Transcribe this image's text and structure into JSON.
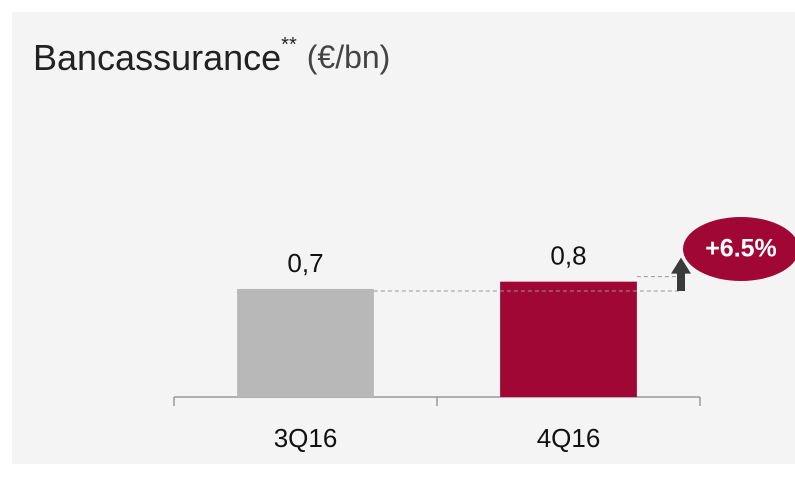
{
  "chart_data": {
    "type": "bar",
    "title": "Bancassurance",
    "title_superscript": "**",
    "title_unit": "(€/bn)",
    "categories": [
      "3Q16",
      "4Q16"
    ],
    "values": [
      0.74,
      0.79
    ],
    "value_labels": [
      "0,7",
      "0,8"
    ],
    "colors": [
      "#b8b8b8",
      "#a00734"
    ],
    "ylim": [
      0,
      1
    ],
    "annotation": "+6.5%"
  }
}
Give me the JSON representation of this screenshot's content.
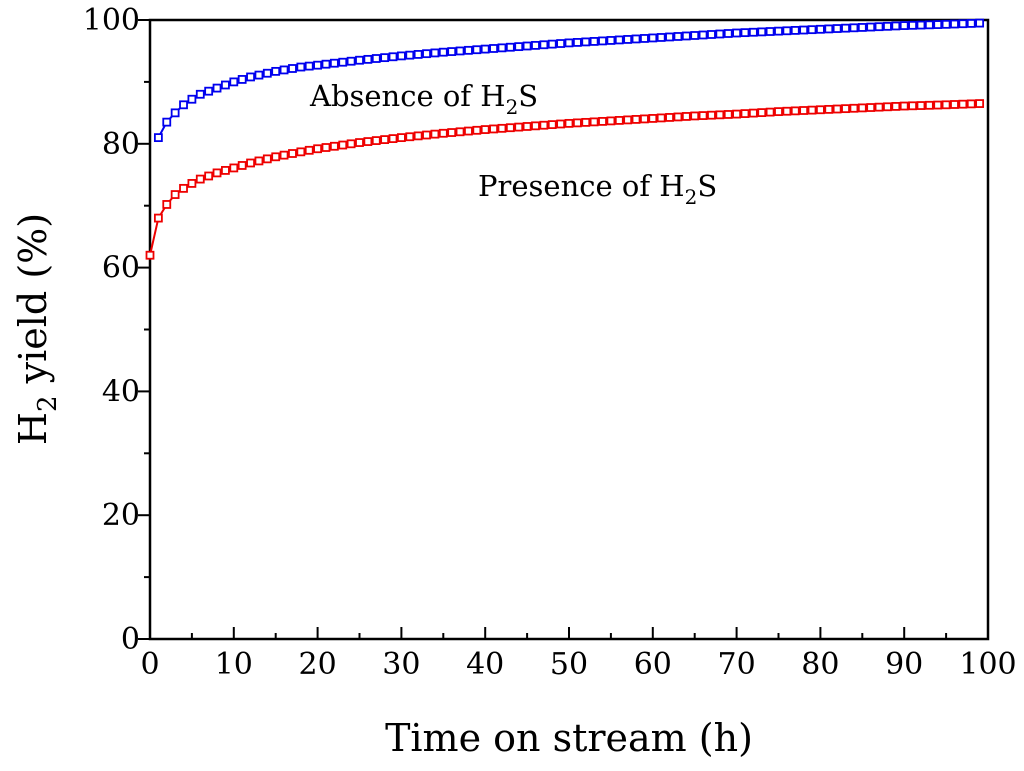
{
  "chart_data": {
    "type": "line",
    "xlabel": "Time on stream (h)",
    "ylabel": {
      "pre": "H",
      "sub": "2",
      "post": " yield (%)"
    },
    "xlim": [
      0,
      100
    ],
    "ylim": [
      0,
      100
    ],
    "x_ticks": [
      0,
      10,
      20,
      30,
      40,
      50,
      60,
      70,
      80,
      90,
      100
    ],
    "x_tick_labels": [
      "0",
      "10",
      "20",
      "30",
      "40",
      "50",
      "60",
      "70",
      "80",
      "90",
      "100"
    ],
    "y_ticks": [
      0,
      20,
      40,
      60,
      80,
      100
    ],
    "y_tick_labels": [
      "0",
      "20",
      "40",
      "60",
      "80",
      "100"
    ],
    "grid": false,
    "legend": "none",
    "marker": "open-square",
    "series": [
      {
        "color": "#0000ee",
        "x_start": 1,
        "x_step": 1,
        "x_end": 99,
        "points": [
          [
            1,
            81
          ],
          [
            2,
            83.5
          ],
          [
            3,
            85
          ],
          [
            4,
            86.3
          ],
          [
            5,
            87.2
          ],
          [
            6,
            88
          ],
          [
            8,
            89
          ],
          [
            10,
            90
          ],
          [
            12,
            90.8
          ],
          [
            15,
            91.7
          ],
          [
            18,
            92.4
          ],
          [
            20,
            92.7
          ],
          [
            25,
            93.5
          ],
          [
            30,
            94.2
          ],
          [
            35,
            94.8
          ],
          [
            40,
            95.3
          ],
          [
            45,
            95.8
          ],
          [
            50,
            96.3
          ],
          [
            55,
            96.7
          ],
          [
            60,
            97.1
          ],
          [
            65,
            97.5
          ],
          [
            70,
            97.9
          ],
          [
            75,
            98.2
          ],
          [
            80,
            98.5
          ],
          [
            85,
            98.8
          ],
          [
            90,
            99.1
          ],
          [
            95,
            99.3
          ],
          [
            99,
            99.5
          ]
        ]
      },
      {
        "color": "#ee0000",
        "x_start": 0,
        "x_step": 1,
        "x_end": 99,
        "points": [
          [
            0,
            62
          ],
          [
            1,
            68
          ],
          [
            2,
            70.2
          ],
          [
            3,
            71.8
          ],
          [
            4,
            72.8
          ],
          [
            5,
            73.6
          ],
          [
            6,
            74.3
          ],
          [
            8,
            75.3
          ],
          [
            10,
            76.1
          ],
          [
            12,
            76.9
          ],
          [
            15,
            77.9
          ],
          [
            18,
            78.7
          ],
          [
            20,
            79.2
          ],
          [
            25,
            80.2
          ],
          [
            30,
            81
          ],
          [
            35,
            81.7
          ],
          [
            40,
            82.3
          ],
          [
            45,
            82.8
          ],
          [
            50,
            83.3
          ],
          [
            55,
            83.7
          ],
          [
            60,
            84.1
          ],
          [
            65,
            84.5
          ],
          [
            70,
            84.8
          ],
          [
            75,
            85.2
          ],
          [
            80,
            85.5
          ],
          [
            85,
            85.8
          ],
          [
            90,
            86.1
          ],
          [
            95,
            86.3
          ],
          [
            99,
            86.5
          ]
        ]
      }
    ],
    "annotations": [
      {
        "pre": "Absence of H",
        "sub": "2",
        "post": "S",
        "color": "#000000"
      },
      {
        "pre": "Presence of H",
        "sub": "2",
        "post": "S",
        "color": "#000000"
      }
    ]
  }
}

- Description of the task: Isolate the lines above that contain the word "this" and copy them.

- Complete output:
Transcribe this image's text and structure into JSON.
Give me the JSON representation of this screenshot's content.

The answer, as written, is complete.